◆ Goal of the exercise
Pictures do not belong in your copy. Repeat all the other data exactly.

[Entries from a dataset]
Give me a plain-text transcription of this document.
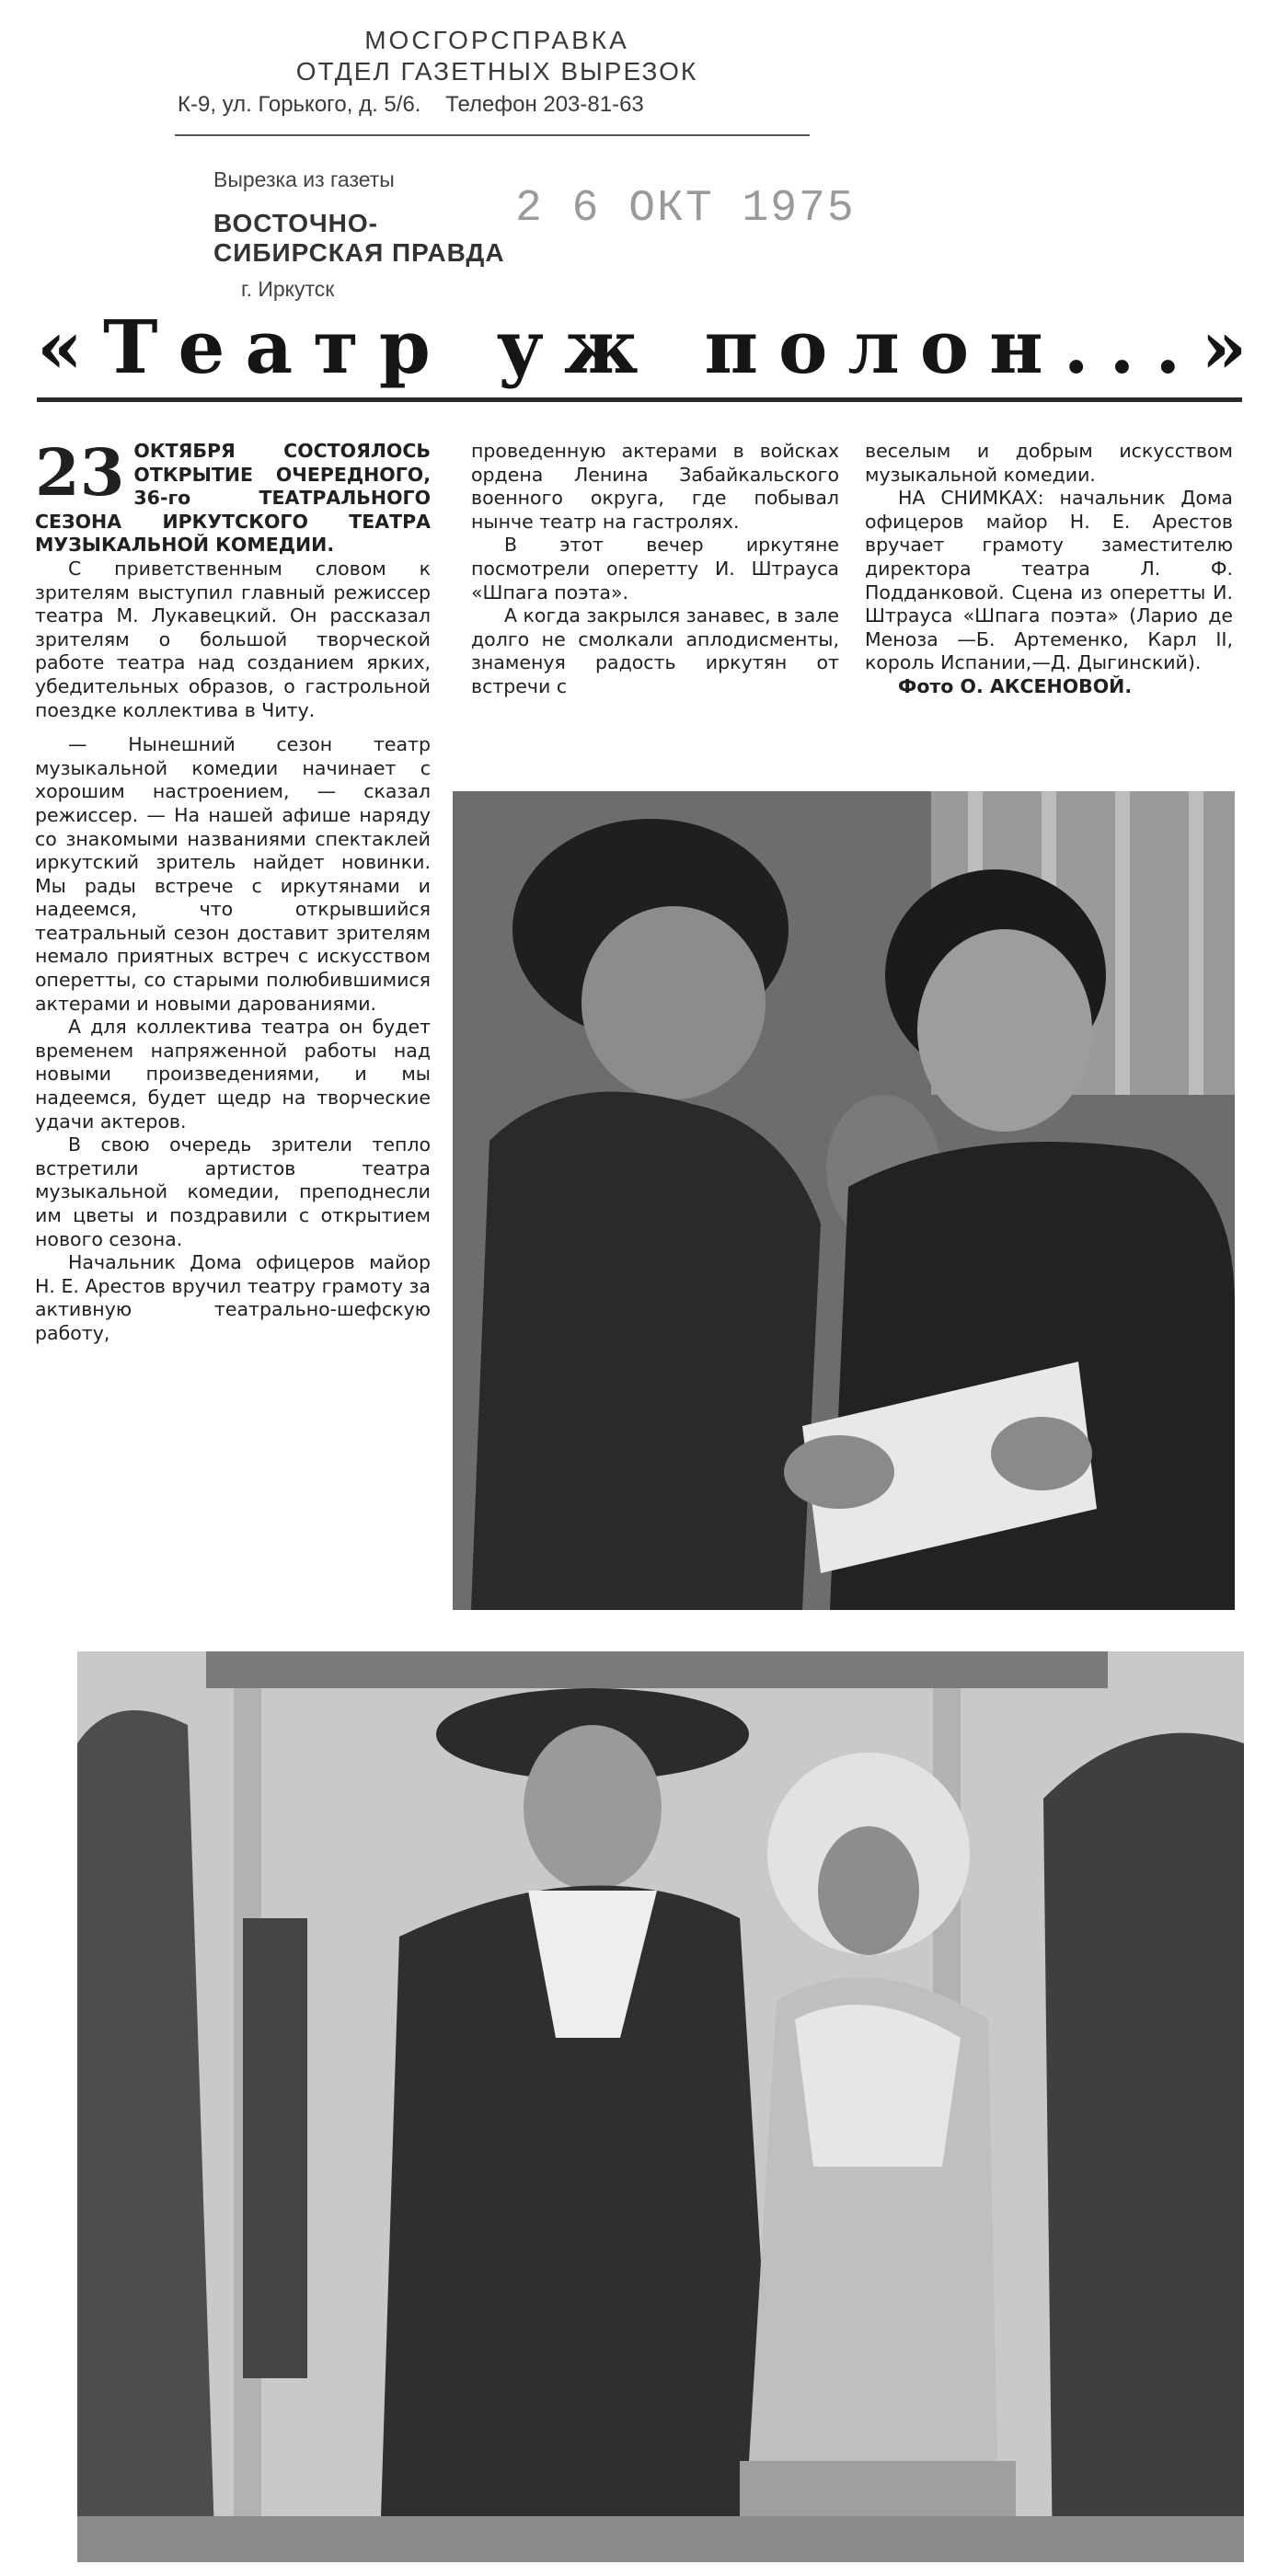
МОСГОРСПРАВКА
ОТДЕЛ ГАЗЕТНЫХ ВЫРЕЗОК
К-9, ул. Горького, д. 5/6.    Телефон 203-81-63
Вырезка из газеты
ВОСТОЧНО-
СИБИРСКАЯ ПРАВДА
г. Иркутск
2 6 ОКТ 1975
«Театр уж полон...»

23 ОКТЯБРЯ СОСТОЯЛОСЬ ОТКРЫТИЕ ОЧЕРЕДНОГО, 36-го ТЕАТРАЛЬНОГО СЕЗОНА ИРКУТСКОГО ТЕАТРА МУЗЫКАЛЬНОЙ КОМЕДИИ.

С приветственным словом к зрителям выступил главный режиссер театра М. Лукавецкий. Он рассказал зрителям о большой творческой работе театра над созданием ярких, убедительных образов, о гастрольной поездке коллектива в Читу.

— Нынешний сезон театр музыкальной комедии начинает с хорошим настроением, — сказал режиссер. — На нашей афише наряду со знакомыми названиями спектаклей иркутский зритель найдет новинки. Мы рады встрече с иркутянами и надеемся, что открывшийся театральный сезон доставит зрителям немало приятных встреч с искусством оперетты, со старыми полюбившимися актерами и новыми дарованиями.

А для коллектива театра он будет временем напряженной работы над новыми произведениями, и мы надеемся, будет щедр на творческие удачи актеров.

В свою очередь зрители тепло встретили артистов театра музыкальной комедии, преподнесли им цветы и поздравили с открытием нового сезона.

Начальник Дома офицеров майор Н. Е. Арестов вручил театру грамоту за активную театрально-шефскую работу,

проведенную актерами в войсках ордена Ленина Забайкальского военного округа, где побывал нынче театр на гастролях.

В этот вечер иркутяне посмотрели оперетту И. Штрауса «Шпага поэта».

А когда закрылся занавес, в зале долго не смолкали аплодисменты, знаменуя радость иркутян от встречи с

веселым и добрым искусством музыкальной комедии.

НА СНИМКАХ: начальник Дома офицеров майор Н. Е. Арестов вручает грамоту заместителю директора театра Л. Ф. Подданковой. Сцена из оперетты И. Штрауса «Шпага поэта» (Ларио де Меноза —Б. Артеменко, Карл II, король Испании,—Д. Дыгинский).

Фото О. АКСЕНОВОЙ.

◆ Reply
Give me a plain-text transcription of this document.
МОСГОРСПРАВКА
ОТДЕЛ ГАЗЕТНЫХ ВЫРЕЗОК
К-9, ул. Горького, д. 5/6.    Телефон 203-81-63
Вырезка из газеты
ВОСТОЧНО-
СИБИРСКАЯ ПРАВДА
г. Иркутск
2 6 ОКТ 1975
«Театр уж полон...»

23 ОКТЯБРЯ СОСТОЯЛОСЬ ОТКРЫТИЕ ОЧЕРЕДНОГО, 36-го ТЕАТРАЛЬНОГО СЕЗОНА ИРКУТСКОГО ТЕАТРА МУЗЫКАЛЬНОЙ КОМЕДИИ.

С приветственным словом к зрителям выступил главный режиссер театра М. Лукавецкий. Он рассказал зрителям о большой творческой работе театра над созданием ярких, убедительных образов, о гастрольной поездке коллектива в Читу.

— Нынешний сезон театр музыкальной комедии начинает с хорошим настроением, — сказал режиссер. — На нашей афише наряду со знакомыми названиями спектаклей иркутский зритель найдет новинки. Мы рады встрече с иркутянами и надеемся, что открывшийся театральный сезон доставит зрителям немало приятных встреч с искусством оперетты, со старыми полюбившимися актерами и новыми дарованиями.

А для коллектива театра он будет временем напряженной работы над новыми произведениями, и мы надеемся, будет щедр на творческие удачи актеров.

В свою очередь зрители тепло встретили артистов театра музыкальной комедии, преподнесли им цветы и поздравили с открытием нового сезона.

Начальник Дома офицеров майор Н. Е. Арестов вручил театру грамоту за активную театрально-шефскую работу,

проведенную актерами в войсках ордена Ленина Забайкальского военного округа, где побывал нынче театр на гастролях.

В этот вечер иркутяне посмотрели оперетту И. Штрауса «Шпага поэта».

А когда закрылся занавес, в зале долго не смолкали аплодисменты, знаменуя радость иркутян от встречи с

веселым и добрым искусством музыкальной комедии.

НА СНИМКАХ: начальник Дома офицеров майор Н. Е. Арестов вручает грамоту заместителю директора театра Л. Ф. Подданковой. Сцена из оперетты И. Штрауса «Шпага поэта» (Ларио де Меноза —Б. Артеменко, Карл II, король Испании,—Д. Дыгинский).

Фото О. АКСЕНОВОЙ.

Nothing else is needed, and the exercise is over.